Surgical forms of treatment for these conditions include: colectomy, ileo/colostomy, polypectomy, strictureplasty, hemorrhoidectomy (in severe cases of hemorrhoids), minimally invasive surgery, including laser surgery, as well as anoplasty, and more, depending on the condition the patient has. Diagnostic procedures, such as a colonoscopy, are very important in colorectal surgery, as they can tell the physician what type of diagnosis should be given and what procedure should be done to correct the condition. Other diagnostic procedures used by colorectal surgeons include: proctoscopy, defecating proctography, sigmoidoscopy. In recent times, the laparoscopic method of surgery has seen a surge of popularity, due to its lower risks, decreased recovery time, and smaller, more precise incisions achieved by using laparoscopic instruments.

== Laser therapies in colorectal surgery ==
Minimally invasive laser-based techniques are used in the treatment of hemorrhoidal disease, pilonidal disease, anal fistulas, and anal fissures. Systematic reviews and guideline-based recommendations have evaluated laser-based interventions for these indications, with high-level evidence available for some procedures. Clinical practice recommendations identify symptomatic grade II and III hemorrhoids as standard indications for laser hemorrhoidoplasty as a standalone procedure. For anal fistulas, guideline-based recommendations describe fistula laser closure as a sphincter-preserving option in selected cases, including cryptoglandular fistulas at risk of postoperative continence impairment, as well as fistulas associated with Crohn's disease and in female patients. In the treatment of anal fissures, laser-based approaches have been described as minimally invasive sphincter-preserving alternatives to conventional surgical techniques, with the aim of preserving continence. For pilonidal disease, the 2024 European Society of Coloproctology (ESCP) guidelines state that laser-based techniques such as sinus laser-assisted closure (SiLaC/SiLaT) may be considered as minimally invasive options in selected patients, reflecting an evolving evidence base.

Records provided —
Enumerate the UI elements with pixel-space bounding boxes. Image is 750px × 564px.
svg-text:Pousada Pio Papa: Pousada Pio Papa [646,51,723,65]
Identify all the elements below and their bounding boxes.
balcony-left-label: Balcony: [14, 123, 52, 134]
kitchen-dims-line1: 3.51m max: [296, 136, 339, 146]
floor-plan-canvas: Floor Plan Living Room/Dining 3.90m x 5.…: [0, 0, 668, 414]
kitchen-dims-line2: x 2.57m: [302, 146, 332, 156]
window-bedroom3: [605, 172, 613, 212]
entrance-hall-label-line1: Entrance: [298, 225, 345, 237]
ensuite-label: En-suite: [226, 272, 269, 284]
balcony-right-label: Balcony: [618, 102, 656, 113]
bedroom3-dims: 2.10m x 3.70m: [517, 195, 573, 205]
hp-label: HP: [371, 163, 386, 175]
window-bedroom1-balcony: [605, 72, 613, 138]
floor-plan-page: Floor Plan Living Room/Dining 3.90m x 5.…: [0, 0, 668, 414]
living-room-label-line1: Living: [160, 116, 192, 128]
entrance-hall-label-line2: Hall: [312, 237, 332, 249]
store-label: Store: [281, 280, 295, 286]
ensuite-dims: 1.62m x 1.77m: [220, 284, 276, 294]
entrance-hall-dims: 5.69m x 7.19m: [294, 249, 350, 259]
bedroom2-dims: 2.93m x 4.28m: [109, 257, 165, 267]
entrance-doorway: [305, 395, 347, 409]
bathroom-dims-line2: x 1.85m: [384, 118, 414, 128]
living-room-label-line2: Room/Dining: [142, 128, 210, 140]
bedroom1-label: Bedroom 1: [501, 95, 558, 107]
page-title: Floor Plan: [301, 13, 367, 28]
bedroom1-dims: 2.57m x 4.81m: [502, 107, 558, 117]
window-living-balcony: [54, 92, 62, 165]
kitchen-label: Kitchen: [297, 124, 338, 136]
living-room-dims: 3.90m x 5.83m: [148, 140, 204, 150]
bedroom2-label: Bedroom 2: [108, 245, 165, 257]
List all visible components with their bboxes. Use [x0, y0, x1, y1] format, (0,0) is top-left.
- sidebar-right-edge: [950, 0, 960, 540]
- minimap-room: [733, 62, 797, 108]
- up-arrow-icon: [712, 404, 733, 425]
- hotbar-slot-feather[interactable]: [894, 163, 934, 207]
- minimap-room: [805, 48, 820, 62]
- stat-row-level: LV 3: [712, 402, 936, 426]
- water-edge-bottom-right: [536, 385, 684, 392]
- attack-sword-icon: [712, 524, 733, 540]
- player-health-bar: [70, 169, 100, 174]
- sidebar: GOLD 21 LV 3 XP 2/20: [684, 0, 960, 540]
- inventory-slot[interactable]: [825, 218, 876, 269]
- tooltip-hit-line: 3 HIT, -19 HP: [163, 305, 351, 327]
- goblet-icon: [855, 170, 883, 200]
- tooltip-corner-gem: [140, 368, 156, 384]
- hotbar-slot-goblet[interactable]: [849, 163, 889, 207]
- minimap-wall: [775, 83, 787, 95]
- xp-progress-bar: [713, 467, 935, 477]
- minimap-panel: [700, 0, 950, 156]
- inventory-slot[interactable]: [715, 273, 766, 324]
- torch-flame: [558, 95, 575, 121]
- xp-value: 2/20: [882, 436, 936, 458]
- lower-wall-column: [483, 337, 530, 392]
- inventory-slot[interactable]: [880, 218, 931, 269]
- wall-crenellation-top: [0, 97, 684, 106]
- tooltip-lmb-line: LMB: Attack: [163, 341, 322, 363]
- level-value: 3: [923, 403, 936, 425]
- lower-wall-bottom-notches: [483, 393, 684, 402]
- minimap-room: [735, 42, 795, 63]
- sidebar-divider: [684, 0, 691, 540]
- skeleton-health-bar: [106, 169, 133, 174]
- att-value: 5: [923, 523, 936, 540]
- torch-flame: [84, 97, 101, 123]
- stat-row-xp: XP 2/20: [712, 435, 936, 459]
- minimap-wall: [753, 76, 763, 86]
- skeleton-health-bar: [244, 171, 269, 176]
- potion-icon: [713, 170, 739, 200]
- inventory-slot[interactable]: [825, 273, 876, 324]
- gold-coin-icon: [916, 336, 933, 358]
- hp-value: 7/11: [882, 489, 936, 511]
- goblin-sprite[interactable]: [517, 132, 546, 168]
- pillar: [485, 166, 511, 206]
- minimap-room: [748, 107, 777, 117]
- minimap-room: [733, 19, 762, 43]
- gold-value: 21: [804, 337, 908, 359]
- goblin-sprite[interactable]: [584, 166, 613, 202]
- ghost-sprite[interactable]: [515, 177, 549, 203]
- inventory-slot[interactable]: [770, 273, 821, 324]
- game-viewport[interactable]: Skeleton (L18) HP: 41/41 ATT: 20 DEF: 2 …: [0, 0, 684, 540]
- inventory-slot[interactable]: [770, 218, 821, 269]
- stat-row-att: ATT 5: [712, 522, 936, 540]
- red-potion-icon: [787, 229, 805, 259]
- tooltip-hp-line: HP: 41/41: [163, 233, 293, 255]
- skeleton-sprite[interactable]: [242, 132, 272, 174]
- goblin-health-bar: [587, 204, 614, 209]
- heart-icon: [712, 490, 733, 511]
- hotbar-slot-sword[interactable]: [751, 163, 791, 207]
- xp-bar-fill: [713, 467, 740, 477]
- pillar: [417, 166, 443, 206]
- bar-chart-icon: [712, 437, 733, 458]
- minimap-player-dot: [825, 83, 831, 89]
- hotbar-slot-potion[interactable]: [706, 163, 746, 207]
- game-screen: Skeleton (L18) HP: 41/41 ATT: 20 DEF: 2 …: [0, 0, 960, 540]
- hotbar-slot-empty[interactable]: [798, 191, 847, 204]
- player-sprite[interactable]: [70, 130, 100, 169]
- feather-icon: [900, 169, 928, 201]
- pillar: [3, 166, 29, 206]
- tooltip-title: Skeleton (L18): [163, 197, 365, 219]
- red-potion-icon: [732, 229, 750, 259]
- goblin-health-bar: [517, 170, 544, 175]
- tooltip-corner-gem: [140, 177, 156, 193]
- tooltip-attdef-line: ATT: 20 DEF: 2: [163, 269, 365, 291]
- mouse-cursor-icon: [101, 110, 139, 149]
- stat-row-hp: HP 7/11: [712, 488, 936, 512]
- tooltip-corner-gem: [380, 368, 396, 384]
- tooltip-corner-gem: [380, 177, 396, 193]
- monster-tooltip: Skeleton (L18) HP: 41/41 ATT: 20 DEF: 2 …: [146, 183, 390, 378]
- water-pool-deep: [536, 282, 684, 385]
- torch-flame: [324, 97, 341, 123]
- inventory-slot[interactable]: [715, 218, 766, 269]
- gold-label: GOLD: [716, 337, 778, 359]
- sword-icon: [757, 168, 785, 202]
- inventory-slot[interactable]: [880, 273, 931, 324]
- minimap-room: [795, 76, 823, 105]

What needs to be done —
From the colorectal surgery text, please reproduce word for word everything from "Surgical forms of" down to "using laparoscopic instruments.". The records have no part in this work.

Expected output —
Surgical forms of treatment for these conditions include: colectomy, ileo/colostomy, polypectomy, strictureplasty, hemorrhoidectomy (in severe cases of hemorrhoids), minimally invasive surgery, including laser surgery, as well as anoplasty, and more, depending on the condition the patient has. Diagnostic procedures, such as a colonoscopy, are very important in colorectal surgery, as they can tell the physician what type of diagnosis should be given and what procedure should be done to correct the condition. Other diagnostic procedures used by colorectal surgeons include: proctoscopy, defecating proctography, sigmoidoscopy. In recent times, the laparoscopic method of surgery has seen a surge of popularity, due to its lower risks, decreased recovery time, and smaller, more precise incisions achieved by using laparoscopic instruments.